◆ **Exercise details**: Reproduce each of the items below verbatim, preserving every line without alteration.

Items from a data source
....
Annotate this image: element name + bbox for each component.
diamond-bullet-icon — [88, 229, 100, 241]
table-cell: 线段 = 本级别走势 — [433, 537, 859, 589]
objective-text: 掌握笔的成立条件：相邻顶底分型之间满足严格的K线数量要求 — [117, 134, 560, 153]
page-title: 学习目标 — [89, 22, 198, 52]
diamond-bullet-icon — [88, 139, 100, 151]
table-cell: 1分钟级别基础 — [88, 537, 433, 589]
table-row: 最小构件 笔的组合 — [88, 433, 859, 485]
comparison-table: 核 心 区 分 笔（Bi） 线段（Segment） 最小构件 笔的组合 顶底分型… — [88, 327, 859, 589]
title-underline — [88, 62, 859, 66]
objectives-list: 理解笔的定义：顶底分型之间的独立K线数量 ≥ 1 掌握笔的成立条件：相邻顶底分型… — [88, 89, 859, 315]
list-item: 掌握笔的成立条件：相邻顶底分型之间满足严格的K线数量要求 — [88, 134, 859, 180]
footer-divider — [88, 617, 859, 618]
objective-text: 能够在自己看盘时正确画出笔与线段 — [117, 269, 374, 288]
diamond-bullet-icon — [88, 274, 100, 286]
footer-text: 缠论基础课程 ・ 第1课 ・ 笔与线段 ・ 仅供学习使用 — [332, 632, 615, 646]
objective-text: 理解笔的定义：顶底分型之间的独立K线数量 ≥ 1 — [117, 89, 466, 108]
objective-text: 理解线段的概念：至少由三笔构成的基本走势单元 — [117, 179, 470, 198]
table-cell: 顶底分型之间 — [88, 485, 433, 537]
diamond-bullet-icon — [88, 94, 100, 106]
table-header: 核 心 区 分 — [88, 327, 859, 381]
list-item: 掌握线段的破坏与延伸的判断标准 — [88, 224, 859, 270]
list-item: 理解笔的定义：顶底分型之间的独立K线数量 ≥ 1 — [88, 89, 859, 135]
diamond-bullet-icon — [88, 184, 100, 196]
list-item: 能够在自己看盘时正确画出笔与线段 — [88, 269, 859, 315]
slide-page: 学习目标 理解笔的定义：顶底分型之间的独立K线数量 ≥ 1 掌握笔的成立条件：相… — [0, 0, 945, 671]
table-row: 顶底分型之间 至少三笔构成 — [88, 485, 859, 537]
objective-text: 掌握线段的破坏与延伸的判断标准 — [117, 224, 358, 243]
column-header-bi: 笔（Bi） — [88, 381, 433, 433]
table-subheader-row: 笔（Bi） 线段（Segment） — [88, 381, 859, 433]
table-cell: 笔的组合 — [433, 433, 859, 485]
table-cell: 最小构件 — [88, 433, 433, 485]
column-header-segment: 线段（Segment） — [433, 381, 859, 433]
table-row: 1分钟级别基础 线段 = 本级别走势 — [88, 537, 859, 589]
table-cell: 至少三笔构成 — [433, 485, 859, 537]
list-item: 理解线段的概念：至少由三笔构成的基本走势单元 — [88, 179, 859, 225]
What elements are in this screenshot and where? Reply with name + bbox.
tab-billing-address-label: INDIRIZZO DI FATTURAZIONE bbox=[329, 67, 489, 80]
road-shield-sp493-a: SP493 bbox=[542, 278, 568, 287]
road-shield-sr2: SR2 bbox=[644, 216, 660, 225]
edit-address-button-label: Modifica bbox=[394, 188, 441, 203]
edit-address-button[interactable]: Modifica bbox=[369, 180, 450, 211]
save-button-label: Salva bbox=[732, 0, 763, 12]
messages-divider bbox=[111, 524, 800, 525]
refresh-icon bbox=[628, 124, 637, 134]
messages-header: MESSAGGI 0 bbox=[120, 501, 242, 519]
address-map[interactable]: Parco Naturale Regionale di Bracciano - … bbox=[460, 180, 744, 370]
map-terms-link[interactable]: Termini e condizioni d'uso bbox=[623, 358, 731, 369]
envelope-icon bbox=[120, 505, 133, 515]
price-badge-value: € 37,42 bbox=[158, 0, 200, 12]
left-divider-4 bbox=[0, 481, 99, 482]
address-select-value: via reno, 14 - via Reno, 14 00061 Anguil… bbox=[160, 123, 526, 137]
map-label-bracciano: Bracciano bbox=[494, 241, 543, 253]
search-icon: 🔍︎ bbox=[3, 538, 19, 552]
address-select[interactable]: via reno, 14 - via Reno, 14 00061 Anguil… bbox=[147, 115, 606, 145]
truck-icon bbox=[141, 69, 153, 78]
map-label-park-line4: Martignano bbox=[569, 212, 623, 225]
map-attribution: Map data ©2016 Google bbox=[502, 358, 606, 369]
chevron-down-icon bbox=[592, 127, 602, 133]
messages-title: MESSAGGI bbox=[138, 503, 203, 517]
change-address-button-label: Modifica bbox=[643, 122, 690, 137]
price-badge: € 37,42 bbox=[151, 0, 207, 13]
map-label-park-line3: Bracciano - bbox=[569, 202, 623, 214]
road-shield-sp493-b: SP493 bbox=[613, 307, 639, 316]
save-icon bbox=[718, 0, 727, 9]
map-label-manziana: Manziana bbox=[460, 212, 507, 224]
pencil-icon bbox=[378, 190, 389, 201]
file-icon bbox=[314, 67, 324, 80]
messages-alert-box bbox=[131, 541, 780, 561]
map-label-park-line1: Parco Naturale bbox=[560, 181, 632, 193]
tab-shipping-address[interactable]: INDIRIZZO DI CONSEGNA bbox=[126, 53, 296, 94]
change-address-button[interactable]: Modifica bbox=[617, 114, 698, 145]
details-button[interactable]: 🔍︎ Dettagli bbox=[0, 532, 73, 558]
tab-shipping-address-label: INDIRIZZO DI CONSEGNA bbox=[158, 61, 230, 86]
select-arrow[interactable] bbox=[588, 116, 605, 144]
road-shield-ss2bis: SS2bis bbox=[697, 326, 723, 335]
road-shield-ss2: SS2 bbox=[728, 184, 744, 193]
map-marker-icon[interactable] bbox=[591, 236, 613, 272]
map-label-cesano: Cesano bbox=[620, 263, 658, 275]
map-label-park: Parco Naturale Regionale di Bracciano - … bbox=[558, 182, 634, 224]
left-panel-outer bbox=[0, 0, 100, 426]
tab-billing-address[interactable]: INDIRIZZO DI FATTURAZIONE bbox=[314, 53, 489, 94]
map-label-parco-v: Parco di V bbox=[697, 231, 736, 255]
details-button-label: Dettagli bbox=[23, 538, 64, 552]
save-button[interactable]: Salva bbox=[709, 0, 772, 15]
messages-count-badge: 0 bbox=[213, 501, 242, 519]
....
◆ **The result**:
Annotate this image: element name + bbox for each component.
diamond-bullet-icon — [88, 229, 100, 241]
table-cell: 线段 = 本级别走势 — [433, 537, 859, 589]
objective-text: 掌握笔的成立条件：相邻顶底分型之间满足严格的K线数量要求 — [117, 134, 560, 153]
page-title: 学习目标 — [89, 22, 198, 52]
diamond-bullet-icon — [88, 139, 100, 151]
table-cell: 1分钟级别基础 — [88, 537, 433, 589]
table-row: 最小构件 笔的组合 — [88, 433, 859, 485]
comparison-table: 核 心 区 分 笔（Bi） 线段（Segment） 最小构件 笔的组合 顶底分型… — [88, 327, 859, 589]
title-underline — [88, 62, 859, 66]
objectives-list: 理解笔的定义：顶底分型之间的独立K线数量 ≥ 1 掌握笔的成立条件：相邻顶底分型… — [88, 89, 859, 315]
list-item: 掌握笔的成立条件：相邻顶底分型之间满足严格的K线数量要求 — [88, 134, 859, 180]
footer-divider — [88, 617, 859, 618]
objective-text: 能够在自己看盘时正确画出笔与线段 — [117, 269, 374, 288]
diamond-bullet-icon — [88, 274, 100, 286]
footer-text: 缠论基础课程 ・ 第1课 ・ 笔与线段 ・ 仅供学习使用 — [332, 632, 615, 646]
objective-text: 理解笔的定义：顶底分型之间的独立K线数量 ≥ 1 — [117, 89, 466, 108]
objective-text: 理解线段的概念：至少由三笔构成的基本走势单元 — [117, 179, 470, 198]
table-cell: 顶底分型之间 — [88, 485, 433, 537]
diamond-bullet-icon — [88, 94, 100, 106]
table-header: 核 心 区 分 — [88, 327, 859, 381]
list-item: 掌握线段的破坏与延伸的判断标准 — [88, 224, 859, 270]
list-item: 理解笔的定义：顶底分型之间的独立K线数量 ≥ 1 — [88, 89, 859, 135]
diamond-bullet-icon — [88, 184, 100, 196]
list-item: 能够在自己看盘时正确画出笔与线段 — [88, 269, 859, 315]
slide-page: 学习目标 理解笔的定义：顶底分型之间的独立K线数量 ≥ 1 掌握笔的成立条件：相… — [0, 0, 945, 671]
table-row: 顶底分型之间 至少三笔构成 — [88, 485, 859, 537]
objective-text: 掌握线段的破坏与延伸的判断标准 — [117, 224, 358, 243]
column-header-bi: 笔（Bi） — [88, 381, 433, 433]
table-subheader-row: 笔（Bi） 线段（Segment） — [88, 381, 859, 433]
table-cell: 笔的组合 — [433, 433, 859, 485]
table-cell: 最小构件 — [88, 433, 433, 485]
column-header-segment: 线段（Segment） — [433, 381, 859, 433]
table-row: 1分钟级别基础 线段 = 本级别走势 — [88, 537, 859, 589]
table-cell: 至少三笔构成 — [433, 485, 859, 537]
list-item: 理解线段的概念：至少由三笔构成的基本走势单元 — [88, 179, 859, 225]
What elements are in this screenshot and where? Reply with name + bbox.
tab-billing-address-label: INDIRIZZO DI FATTURAZIONE bbox=[329, 67, 489, 80]
road-shield-sp493-a: SP493 bbox=[542, 278, 568, 287]
road-shield-sr2: SR2 bbox=[644, 216, 660, 225]
edit-address-button-label: Modifica bbox=[394, 188, 441, 203]
edit-address-button[interactable]: Modifica bbox=[369, 180, 450, 211]
save-button-label: Salva bbox=[732, 0, 763, 12]
messages-divider bbox=[111, 524, 800, 525]
refresh-icon bbox=[628, 124, 637, 134]
messages-header: MESSAGGI 0 bbox=[120, 501, 242, 519]
address-map[interactable]: Parco Naturale Regionale di Bracciano - … bbox=[460, 180, 744, 370]
map-terms-link[interactable]: Termini e condizioni d'uso bbox=[623, 358, 731, 369]
envelope-icon bbox=[120, 505, 133, 515]
price-badge-value: € 37,42 bbox=[158, 0, 200, 12]
left-divider-4 bbox=[0, 481, 99, 482]
address-select-value: via reno, 14 - via Reno, 14 00061 Anguil… bbox=[160, 123, 526, 137]
map-label-bracciano: Bracciano bbox=[494, 241, 543, 253]
search-icon: 🔍︎ bbox=[3, 538, 19, 552]
address-select[interactable]: via reno, 14 - via Reno, 14 00061 Anguil… bbox=[147, 115, 606, 145]
truck-icon bbox=[141, 69, 153, 78]
map-label-park-line4: Martignano bbox=[569, 212, 623, 225]
map-attribution: Map data ©2016 Google bbox=[502, 358, 606, 369]
chevron-down-icon bbox=[592, 127, 602, 133]
messages-title: MESSAGGI bbox=[138, 503, 203, 517]
change-address-button-label: Modifica bbox=[643, 122, 690, 137]
price-badge: € 37,42 bbox=[151, 0, 207, 13]
map-label-park-line3: Bracciano - bbox=[569, 202, 623, 214]
road-shield-sp493-b: SP493 bbox=[613, 307, 639, 316]
save-icon bbox=[718, 0, 727, 9]
map-label-manziana: Manziana bbox=[460, 212, 507, 224]
pencil-icon bbox=[378, 190, 389, 201]
file-icon bbox=[314, 67, 324, 80]
messages-alert-box bbox=[131, 541, 780, 561]
map-label-park-line1: Parco Naturale bbox=[560, 181, 632, 193]
tab-shipping-address[interactable]: INDIRIZZO DI CONSEGNA bbox=[126, 53, 296, 94]
change-address-button[interactable]: Modifica bbox=[617, 114, 698, 145]
details-button[interactable]: 🔍︎ Dettagli bbox=[0, 532, 73, 558]
tab-shipping-address-label: INDIRIZZO DI CONSEGNA bbox=[158, 61, 230, 86]
select-arrow[interactable] bbox=[588, 116, 605, 144]
road-shield-ss2bis: SS2bis bbox=[697, 326, 723, 335]
road-shield-ss2: SS2 bbox=[728, 184, 744, 193]
map-marker-icon[interactable] bbox=[591, 236, 613, 272]
map-label-cesano: Cesano bbox=[620, 263, 658, 275]
map-label-park: Parco Naturale Regionale di Bracciano - … bbox=[558, 182, 634, 224]
left-panel-outer bbox=[0, 0, 100, 426]
tab-billing-address[interactable]: INDIRIZZO DI FATTURAZIONE bbox=[314, 53, 489, 94]
map-label-parco-v: Parco di V bbox=[697, 231, 736, 255]
details-button-label: Dettagli bbox=[23, 538, 64, 552]
save-button[interactable]: Salva bbox=[709, 0, 772, 15]
messages-count-badge: 0 bbox=[213, 501, 242, 519]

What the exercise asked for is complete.